• THE PROBLEM
Copy every line of the entries that includes the word "Change".

· · · · ·

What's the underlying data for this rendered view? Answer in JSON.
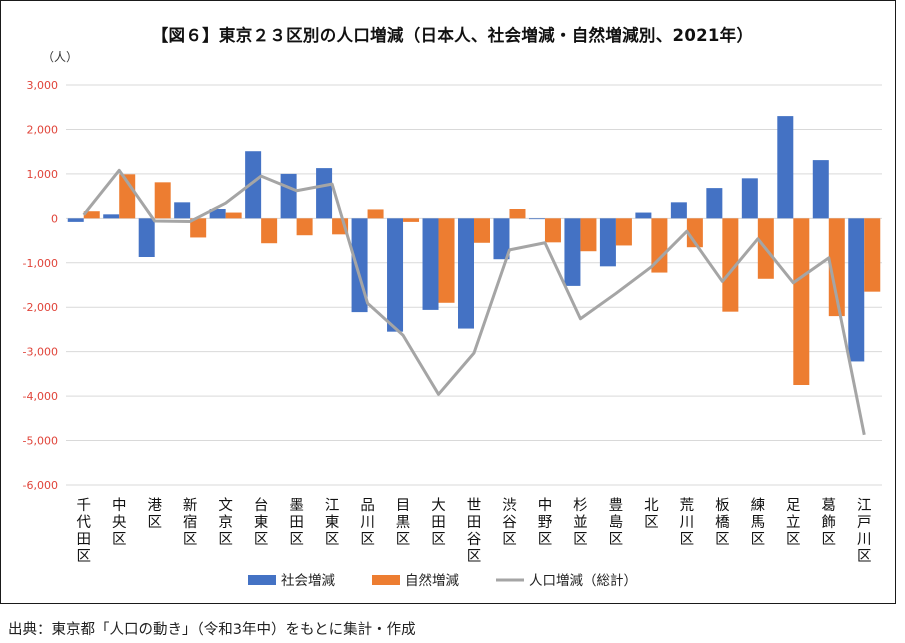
{
  "chart_data": {
    "type": "bar",
    "title": "【図６】東京２３区別の人口増減（日本人、社会増減・自然増減別、2021年）",
    "ylabel": "（人）",
    "xlabel": "",
    "ylim": [
      -6000,
      3000
    ],
    "yticks": [
      "3,000",
      "2,000",
      "1,000",
      "0",
      "-1,000",
      "-2,000",
      "-3,000",
      "-4,000",
      "-5,000",
      "-6,000"
    ],
    "ytick_values": [
      3000,
      2000,
      1000,
      0,
      -1000,
      -2000,
      -3000,
      -4000,
      -5000,
      -6000
    ],
    "grid": true,
    "legend": "bottom",
    "categories": [
      "千代田区",
      "中央区",
      "港区",
      "新宿区",
      "文京区",
      "台東区",
      "墨田区",
      "江東区",
      "品川区",
      "目黒区",
      "大田区",
      "世田谷区",
      "渋谷区",
      "中野区",
      "杉並区",
      "豊島区",
      "北区",
      "荒川区",
      "板橋区",
      "練馬区",
      "足立区",
      "葛飾区",
      "江戸川区"
    ],
    "series": [
      {
        "name": "社会増減",
        "type": "bar",
        "color": "#4472C4",
        "values": [
          -80,
          90,
          -870,
          360,
          210,
          1510,
          1000,
          1130,
          -2110,
          -2550,
          -2060,
          -2480,
          -920,
          -10,
          -1520,
          -1080,
          130,
          360,
          680,
          900,
          2300,
          1310,
          -3220
        ]
      },
      {
        "name": "自然増減",
        "type": "bar",
        "color": "#ED7D31",
        "values": [
          160,
          990,
          810,
          -430,
          130,
          -560,
          -380,
          -360,
          200,
          -80,
          -1900,
          -550,
          210,
          -540,
          -740,
          -610,
          -1220,
          -650,
          -2100,
          -1360,
          -3750,
          -2200,
          -1650
        ]
      },
      {
        "name": "人口増減（総計）",
        "type": "line",
        "color": "#A5A5A5",
        "values": [
          80,
          1080,
          -60,
          -70,
          340,
          950,
          620,
          770,
          -1910,
          -2630,
          -3960,
          -3030,
          -710,
          -550,
          -2260,
          -1690,
          -1090,
          -290,
          -1420,
          -460,
          -1450,
          -890,
          -4870
        ]
      }
    ]
  },
  "source_note": "出典：東京都「人口の動き」（令和3年中）をもとに集計・作成"
}
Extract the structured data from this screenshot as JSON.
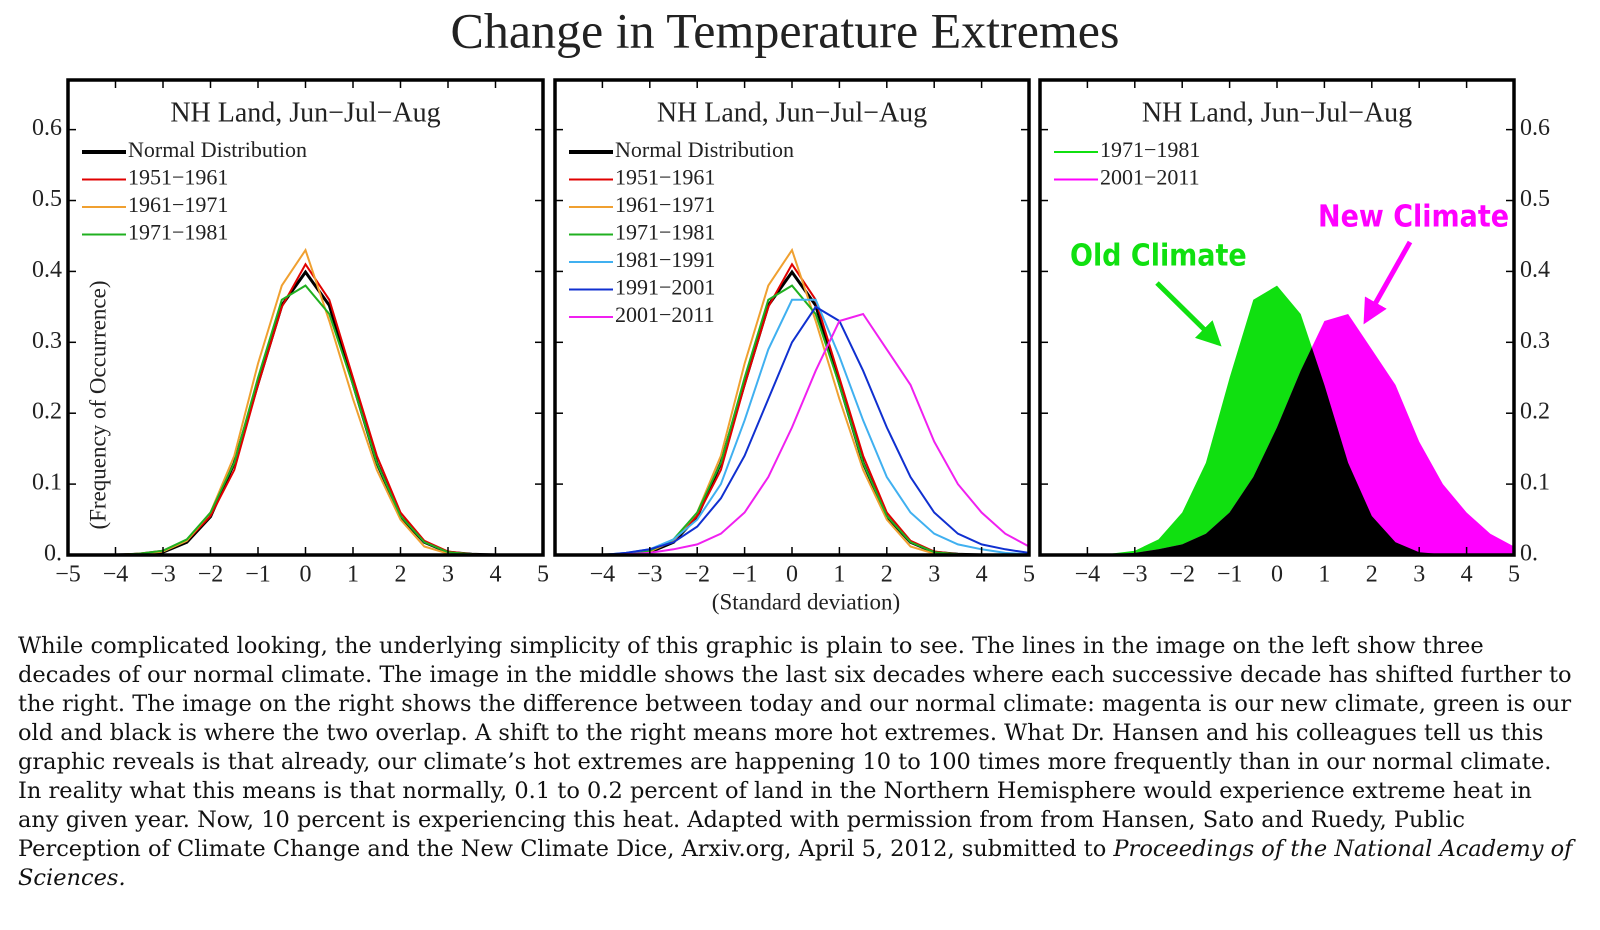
{
  "title": "Change in Temperature Extremes",
  "chart_data": [
    {
      "type": "line",
      "title": "NH Land, Jun−Jul−Aug",
      "ylabel": "(Frequency of Occurrence)",
      "xlim": [
        -5,
        5
      ],
      "ylim": [
        0,
        0.67
      ],
      "xticks": [
        {
          "value": -5,
          "label": "−5"
        },
        {
          "value": -4,
          "label": "−4"
        },
        {
          "value": -3,
          "label": "−3"
        },
        {
          "value": -2,
          "label": "−2"
        },
        {
          "value": -1,
          "label": "−1"
        },
        0,
        1,
        2,
        3,
        4,
        5
      ],
      "yticks": [
        {
          "value": 0,
          "label": "0."
        },
        0.1,
        0.2,
        0.3,
        0.4,
        0.5,
        0.6
      ],
      "ytick_side": "left",
      "legend": "upper left",
      "x": [
        -4,
        -3.5,
        -3,
        -2.5,
        -2,
        -1.5,
        -1,
        -0.5,
        0,
        0.5,
        1,
        1.5,
        2,
        2.5,
        3,
        3.5,
        4,
        4.5,
        5
      ],
      "series": [
        {
          "name": "Normal Distribution",
          "color": "#000000",
          "values": [
            0,
            0.001,
            0.004,
            0.018,
            0.054,
            0.13,
            0.242,
            0.352,
            0.399,
            0.352,
            0.242,
            0.13,
            0.054,
            0.018,
            0.004,
            0.001,
            0,
            0,
            0
          ]
        },
        {
          "name": "1951−1961",
          "color": "#e00000",
          "values": [
            0,
            0.002,
            0.006,
            0.02,
            0.055,
            0.12,
            0.24,
            0.35,
            0.41,
            0.36,
            0.25,
            0.14,
            0.06,
            0.02,
            0.005,
            0.001,
            0,
            0,
            0
          ]
        },
        {
          "name": "1961−1971",
          "color": "#f0a030",
          "values": [
            0,
            0.001,
            0.005,
            0.02,
            0.06,
            0.14,
            0.27,
            0.38,
            0.43,
            0.33,
            0.22,
            0.12,
            0.05,
            0.012,
            0.002,
            0,
            0,
            0,
            0
          ]
        },
        {
          "name": "1971−1981",
          "color": "#20b020",
          "values": [
            0,
            0.002,
            0.006,
            0.022,
            0.06,
            0.13,
            0.25,
            0.36,
            0.38,
            0.34,
            0.24,
            0.13,
            0.055,
            0.018,
            0.004,
            0.001,
            0,
            0,
            0
          ]
        }
      ]
    },
    {
      "type": "line",
      "title": "NH Land, Jun−Jul−Aug",
      "xlabel": "(Standard deviation)",
      "xlim": [
        -5,
        5
      ],
      "ylim": [
        0,
        0.67
      ],
      "xticks": [
        {
          "value": -4,
          "label": "−4"
        },
        {
          "value": -3,
          "label": "−3"
        },
        {
          "value": -2,
          "label": "−2"
        },
        {
          "value": -1,
          "label": "−1"
        },
        0,
        1,
        2,
        3,
        4,
        5
      ],
      "yticks": [
        0,
        0.1,
        0.2,
        0.3,
        0.4,
        0.5,
        0.6
      ],
      "ytick_side": "none",
      "legend": "upper left",
      "x": [
        -4,
        -3.5,
        -3,
        -2.5,
        -2,
        -1.5,
        -1,
        -0.5,
        0,
        0.5,
        1,
        1.5,
        2,
        2.5,
        3,
        3.5,
        4,
        4.5,
        5
      ],
      "series": [
        {
          "name": "Normal Distribution",
          "color": "#000000",
          "values": [
            0,
            0.001,
            0.004,
            0.018,
            0.054,
            0.13,
            0.242,
            0.352,
            0.399,
            0.352,
            0.242,
            0.13,
            0.054,
            0.018,
            0.004,
            0.001,
            0,
            0,
            0
          ]
        },
        {
          "name": "1951−1961",
          "color": "#e00000",
          "values": [
            0,
            0.002,
            0.006,
            0.02,
            0.055,
            0.12,
            0.24,
            0.35,
            0.41,
            0.36,
            0.25,
            0.14,
            0.06,
            0.02,
            0.005,
            0.001,
            0,
            0,
            0
          ]
        },
        {
          "name": "1961−1971",
          "color": "#f0a030",
          "values": [
            0,
            0.001,
            0.005,
            0.02,
            0.06,
            0.14,
            0.27,
            0.38,
            0.43,
            0.33,
            0.22,
            0.12,
            0.05,
            0.012,
            0.002,
            0,
            0,
            0,
            0
          ]
        },
        {
          "name": "1971−1981",
          "color": "#20b020",
          "values": [
            0,
            0.002,
            0.006,
            0.022,
            0.06,
            0.13,
            0.25,
            0.36,
            0.38,
            0.34,
            0.24,
            0.13,
            0.055,
            0.018,
            0.004,
            0.001,
            0,
            0,
            0
          ]
        },
        {
          "name": "1981−1991",
          "color": "#40b0f0",
          "values": [
            0,
            0.003,
            0.008,
            0.022,
            0.05,
            0.1,
            0.19,
            0.29,
            0.36,
            0.36,
            0.28,
            0.19,
            0.11,
            0.06,
            0.03,
            0.015,
            0.008,
            0.003,
            0.001
          ]
        },
        {
          "name": "1991−2001",
          "color": "#1030d0",
          "values": [
            0,
            0.003,
            0.008,
            0.018,
            0.04,
            0.08,
            0.14,
            0.22,
            0.3,
            0.35,
            0.33,
            0.26,
            0.18,
            0.11,
            0.06,
            0.03,
            0.015,
            0.008,
            0.003
          ]
        },
        {
          "name": "2001−2011",
          "color": "#f020f0",
          "values": [
            0,
            0.001,
            0.003,
            0.008,
            0.015,
            0.03,
            0.06,
            0.11,
            0.18,
            0.26,
            0.33,
            0.34,
            0.29,
            0.24,
            0.16,
            0.1,
            0.06,
            0.03,
            0.012
          ]
        }
      ]
    },
    {
      "type": "area",
      "title": "NH Land, Jun−Jul−Aug",
      "xlim": [
        -5,
        5
      ],
      "ylim": [
        0,
        0.67
      ],
      "xticks": [
        {
          "value": -4,
          "label": "−4"
        },
        {
          "value": -3,
          "label": "−3"
        },
        {
          "value": -2,
          "label": "−2"
        },
        {
          "value": -1,
          "label": "−1"
        },
        0,
        1,
        2,
        3,
        4,
        5
      ],
      "yticks": [
        {
          "value": 0,
          "label": "0."
        },
        0.1,
        0.2,
        0.3,
        0.4,
        0.5,
        0.6
      ],
      "ytick_side": "right",
      "legend": "upper left",
      "overlap_color": "#000000",
      "x": [
        -4,
        -3.5,
        -3,
        -2.5,
        -2,
        -1.5,
        -1,
        -0.5,
        0,
        0.5,
        1,
        1.5,
        2,
        2.5,
        3,
        3.5,
        4,
        4.5,
        5
      ],
      "series": [
        {
          "name": "1971−1981",
          "color": "#10e010",
          "values": [
            0,
            0.002,
            0.006,
            0.022,
            0.06,
            0.13,
            0.25,
            0.36,
            0.38,
            0.34,
            0.24,
            0.13,
            0.055,
            0.018,
            0.004,
            0.001,
            0,
            0,
            0
          ]
        },
        {
          "name": "2001−2011",
          "color": "#ff00ff",
          "values": [
            0,
            0.001,
            0.003,
            0.008,
            0.015,
            0.03,
            0.06,
            0.11,
            0.18,
            0.26,
            0.33,
            0.34,
            0.29,
            0.24,
            0.16,
            0.1,
            0.06,
            0.03,
            0.012
          ]
        }
      ],
      "annotations": [
        {
          "text": "Old Climate",
          "color": "#10e010"
        },
        {
          "text": "New Climate",
          "color": "#ff00ff"
        }
      ]
    }
  ],
  "caption": {
    "text": "While complicated looking, the underlying simplicity of this graphic is plain to see. The lines in the image on the left show three decades of our normal climate. The image in the middle shows the last six decades where each successive decade has shifted further to the right. The image on the right shows the difference between today and our normal climate: magenta is our new climate, green is our old and black is where the two overlap. A shift to the right means more hot extremes. What Dr. Hansen and his colleagues tell us this graphic reveals is that already, our climate’s hot extremes are happening 10 to 100 times more frequently than in our normal climate. In reality what this means is that normally, 0.1 to 0.2 percent of land in the Northern Hemisphere would experience extreme heat in any given year. Now, 10 percent is experiencing this heat. Adapted with permission from from Hansen, Sato and Ruedy, Public Perception of Climate Change and the New Climate Dice, Arxiv.org, April 5, 2012, submitted to",
    "source": "Proceedings of the National Academy of Sciences."
  }
}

· · · · ·

• WRITTEN RESPONSE
  "title": "Change in Temperature Extremes",
    "text": "While complicated looking, the underlying simplicity of this graphic is plain to see. The lines in the image on the left show three decades of our normal climate. The image in the middle shows the last six decades where each successive decade has shifted further to the right. The image on the right shows the difference between today and our normal climate: magenta is our new climate, green is our old and black is where the two overlap. A shift to the right means more hot extremes. What Dr. Hansen and his colleagues tell us this graphic reveals is that already, our climate’s hot extremes are happening 10 to 100 times more frequently than in our normal climate. In reality what this means is that normally, 0.1 to 0.2 percent of land in the Northern Hemisphere would experience extreme heat in any given year. Now, 10 percent is experiencing this heat. Adapted with permission from from Hansen, Sato and Ruedy, Public Perception of Climate Change and the New Climate Dice, Arxiv.org, April 5, 2012, submitted to",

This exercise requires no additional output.